### Data shown
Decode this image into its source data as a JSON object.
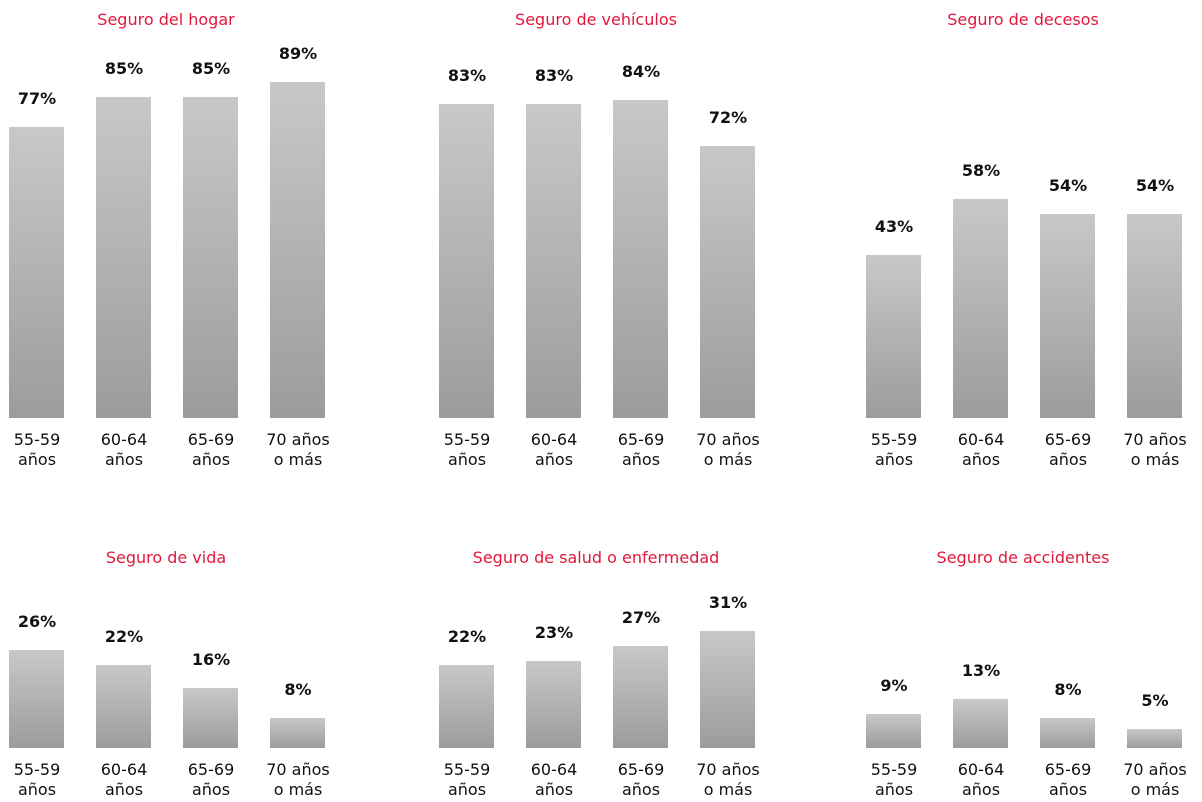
{
  "chart_data": [
    {
      "type": "bar",
      "title": "Seguro del hogar",
      "categories": [
        "55-59 años",
        "60-64 años",
        "65-69 años",
        "70 años o más"
      ],
      "values": [
        77,
        85,
        85,
        89
      ],
      "value_labels": [
        "77%",
        "85%",
        "85%",
        "89%"
      ],
      "color": "#c8c8c8",
      "ylim": [
        0,
        100
      ]
    },
    {
      "type": "bar",
      "title": "Seguro de vehículos",
      "categories": [
        "55-59 años",
        "60-64 años",
        "65-69 años",
        "70 años o más"
      ],
      "values": [
        83,
        83,
        84,
        72
      ],
      "value_labels": [
        "83%",
        "83%",
        "84%",
        "72%"
      ],
      "color": "#c8c8c8",
      "ylim": [
        0,
        100
      ]
    },
    {
      "type": "bar",
      "title": "Seguro de decesos",
      "categories": [
        "55-59 años",
        "60-64 años",
        "65-69 años",
        "70 años o más"
      ],
      "values": [
        43,
        58,
        54,
        54
      ],
      "value_labels": [
        "43%",
        "58%",
        "54%",
        "54%"
      ],
      "color": "#c8c8c8",
      "ylim": [
        0,
        100
      ]
    },
    {
      "type": "bar",
      "title": "Seguro de vida",
      "categories": [
        "55-59 años",
        "60-64 años",
        "65-69 años",
        "70 años o más"
      ],
      "values": [
        26,
        22,
        16,
        8
      ],
      "value_labels": [
        "26%",
        "22%",
        "16%",
        "8%"
      ],
      "color": "#c8c8c8",
      "ylim": [
        0,
        100
      ]
    },
    {
      "type": "bar",
      "title": "Seguro de salud o enfermedad",
      "categories": [
        "55-59 años",
        "60-64 años",
        "65-69 años",
        "70 años o más"
      ],
      "values": [
        22,
        23,
        27,
        31
      ],
      "value_labels": [
        "22%",
        "23%",
        "27%",
        "31%"
      ],
      "color": "#c8c8c8",
      "ylim": [
        0,
        100
      ]
    },
    {
      "type": "bar",
      "title": "Seguro de accidentes",
      "categories": [
        "55-59 años",
        "60-64 años",
        "65-69 años",
        "70 años o más"
      ],
      "values": [
        9,
        13,
        8,
        5
      ],
      "value_labels": [
        "9%",
        "13%",
        "8%",
        "5%"
      ],
      "color": "#c8c8c8",
      "ylim": [
        0,
        100
      ]
    }
  ]
}
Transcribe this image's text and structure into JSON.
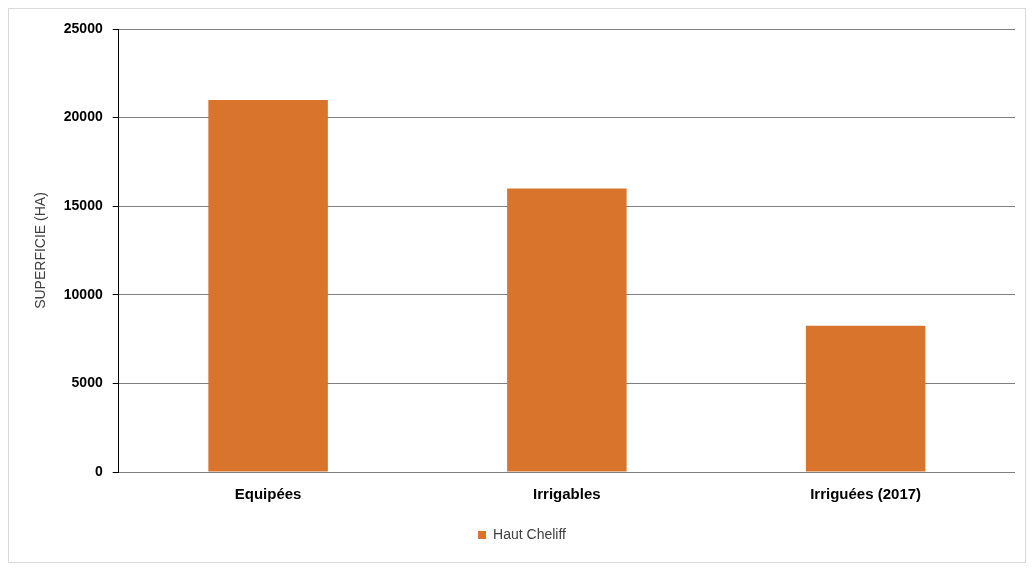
{
  "chart_data": {
    "type": "bar",
    "ylabel": "SUPERFICIE (HA)",
    "categories": [
      "Equipées",
      "Irrigables",
      "Irriguées (2017)"
    ],
    "series": [
      {
        "name": "Haut Cheliff",
        "color": "#d9742c",
        "values": [
          21000,
          16000,
          8250
        ]
      }
    ],
    "ylim": [
      0,
      25000
    ],
    "yticks": [
      0,
      5000,
      10000,
      15000,
      20000,
      25000
    ],
    "grid": "y",
    "legend": "bottom"
  }
}
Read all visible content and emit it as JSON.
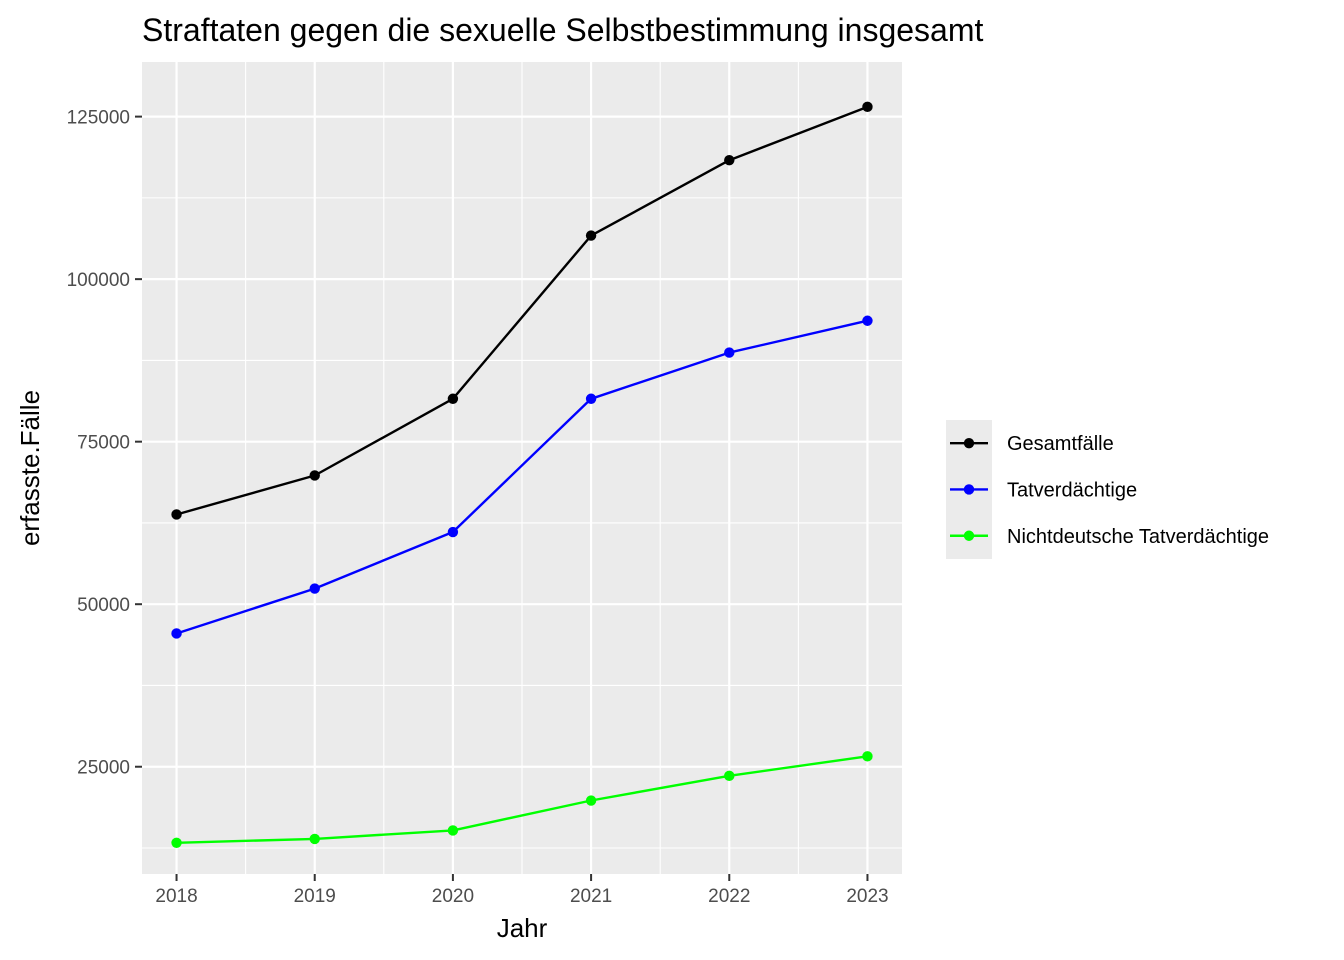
{
  "chart_data": {
    "type": "line",
    "title": "Straftaten gegen die sexuelle Selbstbestimmung insgesamt",
    "xlabel": "Jahr",
    "ylabel": "erfasste.Fälle",
    "x": [
      2018,
      2019,
      2020,
      2021,
      2022,
      2023
    ],
    "x_tick_labels": [
      "2018",
      "2019",
      "2020",
      "2021",
      "2022",
      "2023"
    ],
    "xlim": [
      2017.75,
      2023.25
    ],
    "ylim": [
      8500,
      133400
    ],
    "y_ticks": [
      25000,
      50000,
      75000,
      100000,
      125000
    ],
    "y_tick_labels": [
      "25000",
      "50000",
      "75000",
      "100000",
      "125000"
    ],
    "grid": true,
    "legend_position": "right",
    "series": [
      {
        "name": "Gesamtfälle",
        "color": "#000000",
        "values": [
          63800,
          69800,
          81600,
          106700,
          118300,
          126500
        ]
      },
      {
        "name": "Tatverdächtige",
        "color": "#0000ff",
        "values": [
          45500,
          52400,
          61100,
          81600,
          88700,
          93600
        ]
      },
      {
        "name": "Nichtdeutsche Tatverdächtige",
        "color": "#00ff00",
        "values": [
          13300,
          13900,
          15200,
          19800,
          23600,
          26600
        ]
      }
    ]
  }
}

### Goal
Reproduce every line above as written, skipping pictures.

### Correct output
Decode this image into its source data as a JSON object.
{
  "chart_data": [
    {
      "type": "bar",
      "title": "Seguro del hogar",
      "categories": [
        "55-59 años",
        "60-64 años",
        "65-69 años",
        "70 años o más"
      ],
      "values": [
        77,
        85,
        85,
        89
      ],
      "value_labels": [
        "77%",
        "85%",
        "85%",
        "89%"
      ],
      "color": "#c8c8c8",
      "ylim": [
        0,
        100
      ]
    },
    {
      "type": "bar",
      "title": "Seguro de vehículos",
      "categories": [
        "55-59 años",
        "60-64 años",
        "65-69 años",
        "70 años o más"
      ],
      "values": [
        83,
        83,
        84,
        72
      ],
      "value_labels": [
        "83%",
        "83%",
        "84%",
        "72%"
      ],
      "color": "#c8c8c8",
      "ylim": [
        0,
        100
      ]
    },
    {
      "type": "bar",
      "title": "Seguro de decesos",
      "categories": [
        "55-59 años",
        "60-64 años",
        "65-69 años",
        "70 años o más"
      ],
      "values": [
        43,
        58,
        54,
        54
      ],
      "value_labels": [
        "43%",
        "58%",
        "54%",
        "54%"
      ],
      "color": "#c8c8c8",
      "ylim": [
        0,
        100
      ]
    },
    {
      "type": "bar",
      "title": "Seguro de vida",
      "categories": [
        "55-59 años",
        "60-64 años",
        "65-69 años",
        "70 años o más"
      ],
      "values": [
        26,
        22,
        16,
        8
      ],
      "value_labels": [
        "26%",
        "22%",
        "16%",
        "8%"
      ],
      "color": "#c8c8c8",
      "ylim": [
        0,
        100
      ]
    },
    {
      "type": "bar",
      "title": "Seguro de salud o enfermedad",
      "categories": [
        "55-59 años",
        "60-64 años",
        "65-69 años",
        "70 años o más"
      ],
      "values": [
        22,
        23,
        27,
        31
      ],
      "value_labels": [
        "22%",
        "23%",
        "27%",
        "31%"
      ],
      "color": "#c8c8c8",
      "ylim": [
        0,
        100
      ]
    },
    {
      "type": "bar",
      "title": "Seguro de accidentes",
      "categories": [
        "55-59 años",
        "60-64 años",
        "65-69 años",
        "70 años o más"
      ],
      "values": [
        9,
        13,
        8,
        5
      ],
      "value_labels": [
        "9%",
        "13%",
        "8%",
        "5%"
      ],
      "color": "#c8c8c8",
      "ylim": [
        0,
        100
      ]
    }
  ]
}
Transcribe this image's text and structure into JSON.
{
  "chart_data": {
    "type": "bar",
    "ylabel": "SUPERFICIE (HA)",
    "categories": [
      "Equipées",
      "Irrigables",
      "Irriguées (2017)"
    ],
    "series": [
      {
        "name": "Haut Cheliff",
        "color": "#d9742c",
        "values": [
          21000,
          16000,
          8250
        ]
      }
    ],
    "ylim": [
      0,
      25000
    ],
    "yticks": [
      0,
      5000,
      10000,
      15000,
      20000,
      25000
    ],
    "grid": "y",
    "legend": "bottom"
  }
}
Read all visible content and emit it as JSON.
{
  "chart_data": {
    "type": "line",
    "title": "Straftaten gegen die sexuelle Selbstbestimmung insgesamt",
    "xlabel": "Jahr",
    "ylabel": "erfasste.Fälle",
    "x": [
      2018,
      2019,
      2020,
      2021,
      2022,
      2023
    ],
    "x_tick_labels": [
      "2018",
      "2019",
      "2020",
      "2021",
      "2022",
      "2023"
    ],
    "xlim": [
      2017.75,
      2023.25
    ],
    "ylim": [
      8500,
      133400
    ],
    "y_ticks": [
      25000,
      50000,
      75000,
      100000,
      125000
    ],
    "y_tick_labels": [
      "25000",
      "50000",
      "75000",
      "100000",
      "125000"
    ],
    "grid": true,
    "legend_position": "right",
    "series": [
      {
        "name": "Gesamtfälle",
        "color": "#000000",
        "values": [
          63800,
          69800,
          81600,
          106700,
          118300,
          126500
        ]
      },
      {
        "name": "Tatverdächtige",
        "color": "#0000ff",
        "values": [
          45500,
          52400,
          61100,
          81600,
          88700,
          93600
        ]
      },
      {
        "name": "Nichtdeutsche Tatverdächtige",
        "color": "#00ff00",
        "values": [
          13300,
          13900,
          15200,
          19800,
          23600,
          26600
        ]
      }
    ]
  }
}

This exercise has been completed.